• _To be done_
Output each line exactly as it appears, skipping any embedded picture.

• _Dataset records_
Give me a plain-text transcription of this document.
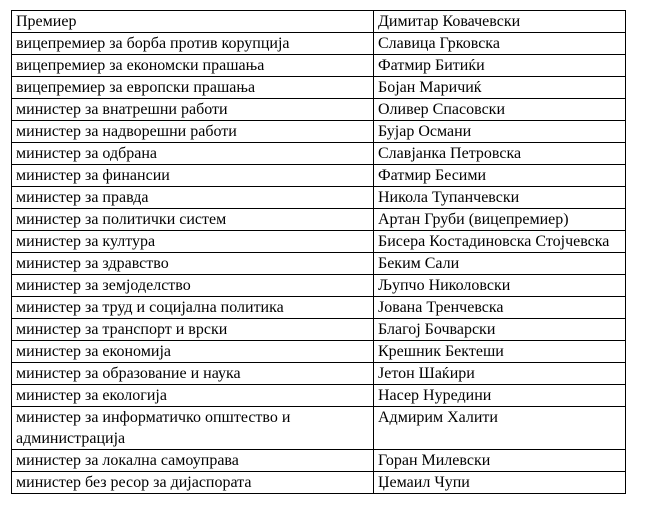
Премиер	Димитар Ковачевски
вицепремиер за борба против корупција	Славица Грковска
вицепремиер за економски прашања	Фатмир Битиќи
вицепремиер за европски прашања	Бојан Маричиќ
министер за внатрешни работи	Оливер Спасовски
министер за надворешни работи	Бујар Османи
министер за одбрана	Славјанка Петровска
министер за финансии	Фатмир Бесими
министер за правда	Никола Тупанчевски
министер за политички систем	Артан Груби (вицепремиер)
министер за култура	Бисера Костадиновска Стојчевска
министер за здравство	Беким Сали
министер за земјоделство	Љупчо Николовски
министер за труд и социјална политика	Јована Тренчевска
министер за транспорт и врски	Благој Бочварски
министер за економија	Крешник Бектеши
министер за образование и наука	Јетон Шаќири
министер за екологија	Насер Нуредини
министер за информатичко општество и администрација	Адмирим Халити
министер за локална самоуправа	Горан Милевски
министер без ресор за дијаспората	Џемаил Чупи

• _The answer_
Give me a plain-text transcription of this document.
Премиер	Димитар Ковачевски
вицепремиер за борба против корупција	Славица Грковска
вицепремиер за економски прашања	Фатмир Битиќи
вицепремиер за европски прашања	Бојан Маричиќ
министер за внатрешни работи	Оливер Спасовски
министер за надворешни работи	Бујар Османи
министер за одбрана	Славјанка Петровска
министер за финансии	Фатмир Бесими
министер за правда	Никола Тупанчевски
министер за политички систем	Артан Груби (вицепремиер)
министер за култура	Бисера Костадиновска Стојчевска
министер за здравство	Беким Сали
министер за земјоделство	Љупчо Николовски
министер за труд и социјална политика	Јована Тренчевска
министер за транспорт и врски	Благој Бочварски
министер за економија	Крешник Бектеши
министер за образование и наука	Јетон Шаќири
министер за екологија	Насер Нуредини
министер за информатичко општество и администрација	Адмирим Халити
министер за локална самоуправа	Горан Милевски
министер без ресор за дијаспората	Џемаил Чупи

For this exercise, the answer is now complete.